▸ Exercise prompt:
From the listing below, pull out every line where the string "screenshot" appears.

Figure contents as structured data:
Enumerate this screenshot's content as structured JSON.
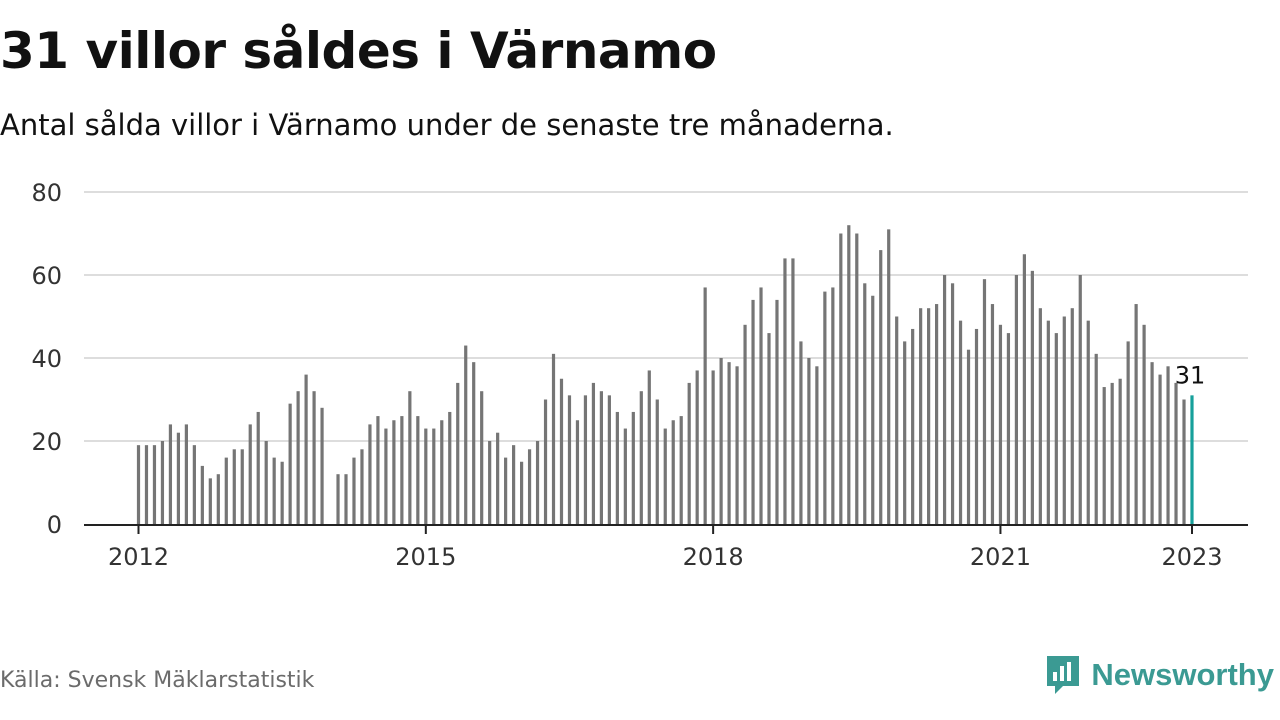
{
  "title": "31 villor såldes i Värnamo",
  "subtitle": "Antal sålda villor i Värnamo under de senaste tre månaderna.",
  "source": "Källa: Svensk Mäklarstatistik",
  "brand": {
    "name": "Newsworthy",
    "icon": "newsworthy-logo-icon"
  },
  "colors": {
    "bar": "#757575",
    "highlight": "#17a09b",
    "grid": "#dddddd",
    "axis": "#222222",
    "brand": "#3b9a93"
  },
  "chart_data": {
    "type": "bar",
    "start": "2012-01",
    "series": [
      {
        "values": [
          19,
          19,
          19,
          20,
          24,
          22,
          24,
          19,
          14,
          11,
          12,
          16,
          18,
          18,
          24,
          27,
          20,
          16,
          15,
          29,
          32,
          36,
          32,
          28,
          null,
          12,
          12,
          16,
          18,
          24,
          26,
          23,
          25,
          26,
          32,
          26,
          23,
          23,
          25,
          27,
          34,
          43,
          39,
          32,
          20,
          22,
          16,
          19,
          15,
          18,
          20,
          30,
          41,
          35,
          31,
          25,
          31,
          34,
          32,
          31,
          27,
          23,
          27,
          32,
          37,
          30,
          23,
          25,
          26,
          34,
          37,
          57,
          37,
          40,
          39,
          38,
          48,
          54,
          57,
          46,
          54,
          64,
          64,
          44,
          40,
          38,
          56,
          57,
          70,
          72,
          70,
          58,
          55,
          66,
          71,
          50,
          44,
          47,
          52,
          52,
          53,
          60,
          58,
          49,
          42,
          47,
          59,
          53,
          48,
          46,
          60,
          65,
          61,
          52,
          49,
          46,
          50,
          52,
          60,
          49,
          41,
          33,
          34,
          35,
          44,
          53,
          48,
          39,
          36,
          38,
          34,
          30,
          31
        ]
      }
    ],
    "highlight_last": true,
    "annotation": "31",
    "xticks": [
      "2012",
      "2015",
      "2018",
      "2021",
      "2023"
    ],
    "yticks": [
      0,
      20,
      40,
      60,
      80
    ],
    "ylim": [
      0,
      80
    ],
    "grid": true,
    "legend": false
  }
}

---

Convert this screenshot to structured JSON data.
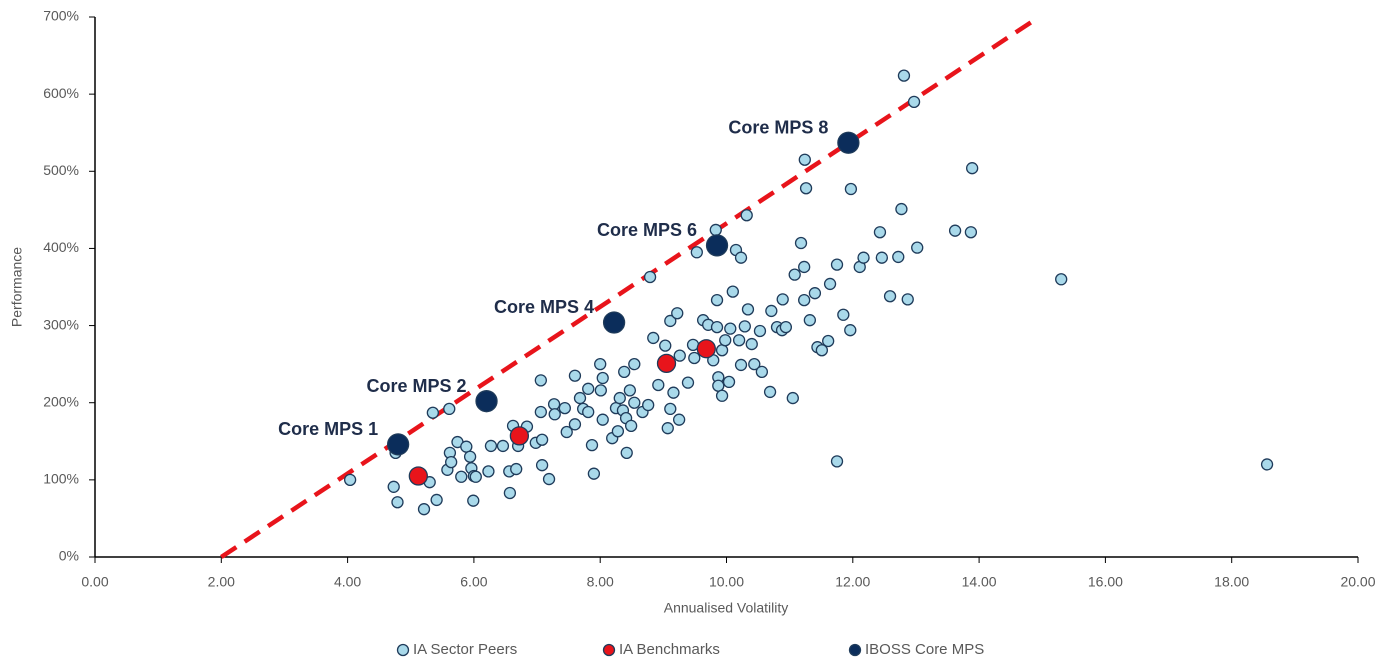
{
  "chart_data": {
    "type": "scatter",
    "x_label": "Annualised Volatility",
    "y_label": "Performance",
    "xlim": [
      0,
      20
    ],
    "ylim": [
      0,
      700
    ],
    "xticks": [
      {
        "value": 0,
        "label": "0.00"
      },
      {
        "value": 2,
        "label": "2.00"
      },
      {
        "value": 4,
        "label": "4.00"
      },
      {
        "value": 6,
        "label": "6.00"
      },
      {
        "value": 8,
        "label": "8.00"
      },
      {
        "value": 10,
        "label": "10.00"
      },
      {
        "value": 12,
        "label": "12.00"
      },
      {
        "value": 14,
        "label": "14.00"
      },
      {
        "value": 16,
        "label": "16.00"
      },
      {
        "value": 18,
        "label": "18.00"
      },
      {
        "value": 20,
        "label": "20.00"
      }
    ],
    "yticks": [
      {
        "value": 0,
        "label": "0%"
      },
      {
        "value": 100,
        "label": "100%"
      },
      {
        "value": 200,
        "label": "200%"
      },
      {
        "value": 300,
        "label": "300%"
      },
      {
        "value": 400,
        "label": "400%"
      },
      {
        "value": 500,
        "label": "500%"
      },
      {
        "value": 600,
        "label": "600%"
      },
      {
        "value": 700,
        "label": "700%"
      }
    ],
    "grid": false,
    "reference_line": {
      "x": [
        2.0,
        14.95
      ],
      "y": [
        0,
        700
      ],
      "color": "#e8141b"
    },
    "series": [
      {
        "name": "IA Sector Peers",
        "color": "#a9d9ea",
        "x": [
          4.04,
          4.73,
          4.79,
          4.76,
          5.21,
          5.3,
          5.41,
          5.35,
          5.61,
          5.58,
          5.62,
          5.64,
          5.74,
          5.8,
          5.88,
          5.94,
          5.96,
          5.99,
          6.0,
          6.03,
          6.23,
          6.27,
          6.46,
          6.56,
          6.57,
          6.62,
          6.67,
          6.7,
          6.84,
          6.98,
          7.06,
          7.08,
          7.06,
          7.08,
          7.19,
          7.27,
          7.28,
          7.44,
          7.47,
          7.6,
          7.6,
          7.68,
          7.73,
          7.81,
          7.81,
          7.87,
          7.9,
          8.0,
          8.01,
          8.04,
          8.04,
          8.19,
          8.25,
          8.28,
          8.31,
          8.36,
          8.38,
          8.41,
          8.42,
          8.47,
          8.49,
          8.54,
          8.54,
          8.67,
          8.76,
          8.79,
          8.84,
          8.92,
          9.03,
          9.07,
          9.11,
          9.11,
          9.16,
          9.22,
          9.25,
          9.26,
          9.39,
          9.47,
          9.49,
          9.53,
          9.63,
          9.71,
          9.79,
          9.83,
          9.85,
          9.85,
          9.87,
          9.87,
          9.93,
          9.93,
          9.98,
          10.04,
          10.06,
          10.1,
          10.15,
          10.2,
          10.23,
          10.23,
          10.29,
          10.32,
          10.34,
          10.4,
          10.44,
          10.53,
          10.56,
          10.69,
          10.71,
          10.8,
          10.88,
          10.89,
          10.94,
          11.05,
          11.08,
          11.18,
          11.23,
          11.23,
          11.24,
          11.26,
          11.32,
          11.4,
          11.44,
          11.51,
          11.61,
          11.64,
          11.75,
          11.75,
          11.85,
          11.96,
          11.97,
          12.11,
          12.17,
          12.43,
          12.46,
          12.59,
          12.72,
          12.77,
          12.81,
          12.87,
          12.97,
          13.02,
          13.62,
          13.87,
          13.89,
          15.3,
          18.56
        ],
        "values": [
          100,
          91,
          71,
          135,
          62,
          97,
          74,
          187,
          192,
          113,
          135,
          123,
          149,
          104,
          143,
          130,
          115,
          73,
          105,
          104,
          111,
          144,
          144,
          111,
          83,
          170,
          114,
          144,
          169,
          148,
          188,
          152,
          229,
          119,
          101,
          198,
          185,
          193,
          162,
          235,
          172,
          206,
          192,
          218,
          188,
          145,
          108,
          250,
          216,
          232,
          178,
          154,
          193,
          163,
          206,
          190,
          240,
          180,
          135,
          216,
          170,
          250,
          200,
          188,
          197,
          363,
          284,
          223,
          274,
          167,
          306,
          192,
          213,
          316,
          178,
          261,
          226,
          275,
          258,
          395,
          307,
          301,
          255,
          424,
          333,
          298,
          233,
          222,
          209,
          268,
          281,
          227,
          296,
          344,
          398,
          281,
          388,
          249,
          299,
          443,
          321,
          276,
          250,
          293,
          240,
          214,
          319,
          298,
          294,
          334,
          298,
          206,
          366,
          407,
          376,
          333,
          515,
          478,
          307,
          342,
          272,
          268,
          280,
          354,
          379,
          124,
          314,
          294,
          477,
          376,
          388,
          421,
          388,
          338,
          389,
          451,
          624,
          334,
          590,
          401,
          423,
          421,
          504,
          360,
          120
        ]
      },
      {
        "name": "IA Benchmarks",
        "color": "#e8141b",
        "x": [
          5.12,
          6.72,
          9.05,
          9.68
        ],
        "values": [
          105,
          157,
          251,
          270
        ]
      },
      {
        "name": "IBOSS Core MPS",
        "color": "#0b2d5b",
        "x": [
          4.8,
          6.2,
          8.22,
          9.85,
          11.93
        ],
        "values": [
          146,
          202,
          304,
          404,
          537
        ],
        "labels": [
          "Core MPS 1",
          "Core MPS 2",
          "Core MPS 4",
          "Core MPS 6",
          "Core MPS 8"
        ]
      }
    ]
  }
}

▸ Task output:
Enumerate this screenshot's content as structured JSON.
Convert this screenshot to structured JSON data.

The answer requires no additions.